Problem to solve. Copy, from the entries below, each line where the word "диалектики" can be found.

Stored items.
★ ★ ★ ★ ★ ★ ★
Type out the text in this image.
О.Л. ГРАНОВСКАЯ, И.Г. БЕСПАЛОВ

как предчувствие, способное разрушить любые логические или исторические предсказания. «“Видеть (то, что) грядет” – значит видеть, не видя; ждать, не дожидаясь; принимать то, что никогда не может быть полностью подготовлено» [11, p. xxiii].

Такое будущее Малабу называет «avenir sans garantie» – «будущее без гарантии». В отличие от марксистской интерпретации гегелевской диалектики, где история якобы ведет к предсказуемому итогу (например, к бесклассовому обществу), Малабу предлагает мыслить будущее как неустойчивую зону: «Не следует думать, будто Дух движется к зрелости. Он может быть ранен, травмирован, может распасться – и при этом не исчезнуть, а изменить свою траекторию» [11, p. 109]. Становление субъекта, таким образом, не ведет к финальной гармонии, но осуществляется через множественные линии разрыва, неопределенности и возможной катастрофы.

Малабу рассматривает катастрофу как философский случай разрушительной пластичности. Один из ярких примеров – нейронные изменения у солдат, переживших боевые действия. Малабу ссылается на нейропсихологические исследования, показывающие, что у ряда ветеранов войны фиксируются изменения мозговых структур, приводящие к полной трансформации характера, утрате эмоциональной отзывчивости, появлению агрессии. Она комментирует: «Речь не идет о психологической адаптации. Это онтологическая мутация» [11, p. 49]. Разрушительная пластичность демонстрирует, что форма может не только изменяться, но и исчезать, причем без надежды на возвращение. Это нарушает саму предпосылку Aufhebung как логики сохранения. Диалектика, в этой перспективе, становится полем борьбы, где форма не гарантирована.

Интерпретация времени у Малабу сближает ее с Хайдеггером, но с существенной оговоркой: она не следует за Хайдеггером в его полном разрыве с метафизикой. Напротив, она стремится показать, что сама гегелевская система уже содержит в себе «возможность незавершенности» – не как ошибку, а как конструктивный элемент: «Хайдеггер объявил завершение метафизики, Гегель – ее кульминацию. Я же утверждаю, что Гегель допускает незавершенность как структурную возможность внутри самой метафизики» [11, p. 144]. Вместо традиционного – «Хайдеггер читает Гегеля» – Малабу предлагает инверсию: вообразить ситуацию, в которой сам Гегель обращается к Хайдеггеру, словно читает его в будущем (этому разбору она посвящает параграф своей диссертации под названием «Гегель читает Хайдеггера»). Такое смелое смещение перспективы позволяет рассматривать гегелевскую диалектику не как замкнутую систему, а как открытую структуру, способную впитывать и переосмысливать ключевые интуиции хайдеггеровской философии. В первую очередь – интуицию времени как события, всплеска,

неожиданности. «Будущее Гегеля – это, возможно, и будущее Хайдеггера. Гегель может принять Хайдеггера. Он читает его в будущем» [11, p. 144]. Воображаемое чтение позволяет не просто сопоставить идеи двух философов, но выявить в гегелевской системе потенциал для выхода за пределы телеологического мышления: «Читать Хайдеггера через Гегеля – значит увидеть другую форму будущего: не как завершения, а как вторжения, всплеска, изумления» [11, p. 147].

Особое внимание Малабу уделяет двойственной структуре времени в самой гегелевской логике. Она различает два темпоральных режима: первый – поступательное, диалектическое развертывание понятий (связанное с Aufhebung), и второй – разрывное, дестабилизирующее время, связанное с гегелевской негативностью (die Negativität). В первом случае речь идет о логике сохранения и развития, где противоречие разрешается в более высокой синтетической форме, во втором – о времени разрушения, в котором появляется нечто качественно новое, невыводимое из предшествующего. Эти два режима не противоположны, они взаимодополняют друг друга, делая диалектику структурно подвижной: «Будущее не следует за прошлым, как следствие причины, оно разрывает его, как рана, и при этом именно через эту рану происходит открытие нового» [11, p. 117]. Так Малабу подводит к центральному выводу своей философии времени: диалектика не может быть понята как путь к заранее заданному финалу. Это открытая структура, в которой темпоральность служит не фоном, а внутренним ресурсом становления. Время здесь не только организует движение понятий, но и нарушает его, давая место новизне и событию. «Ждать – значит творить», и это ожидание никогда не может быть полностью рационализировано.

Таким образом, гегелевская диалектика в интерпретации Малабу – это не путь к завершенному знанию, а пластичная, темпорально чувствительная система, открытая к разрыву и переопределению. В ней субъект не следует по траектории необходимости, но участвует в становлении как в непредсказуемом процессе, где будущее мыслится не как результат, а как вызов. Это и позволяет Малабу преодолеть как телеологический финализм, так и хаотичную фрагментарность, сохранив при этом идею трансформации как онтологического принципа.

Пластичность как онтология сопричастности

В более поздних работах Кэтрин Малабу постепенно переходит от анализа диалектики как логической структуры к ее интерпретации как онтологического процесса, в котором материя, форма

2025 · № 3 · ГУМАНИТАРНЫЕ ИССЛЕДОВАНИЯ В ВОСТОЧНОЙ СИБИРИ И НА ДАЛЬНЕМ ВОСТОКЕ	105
★ ★ ★ ★ ★ ★ ★
Response to this exercise.
Такое будущее Малабу называет «avenir sans garantie» – «будущее без гарантии». В отличие от марксистской интерпретации гегелевской диалектики, где история якобы ведет к предсказуемому итогу (например, к бесклассовому обществу), Малабу предлагает мыслить будущее как неустойчивую зону: «Не следует думать, будто Дух движется к зрелости. Он может быть ранен, травмирован, может распасться – и при этом не исчезнуть, а изменить свою траекторию» [11, p. 109]. Становление субъекта, таким образом, не ведет к финальной гармонии, но осуществляется через множественные линии разрыва, неопределенности и возможной катастрофы.
В более поздних работах Кэтрин Малабу постепенно переходит от анализа диалектики как логической структуры к ее интерпретации как онтологического процесса, в котором материя, форма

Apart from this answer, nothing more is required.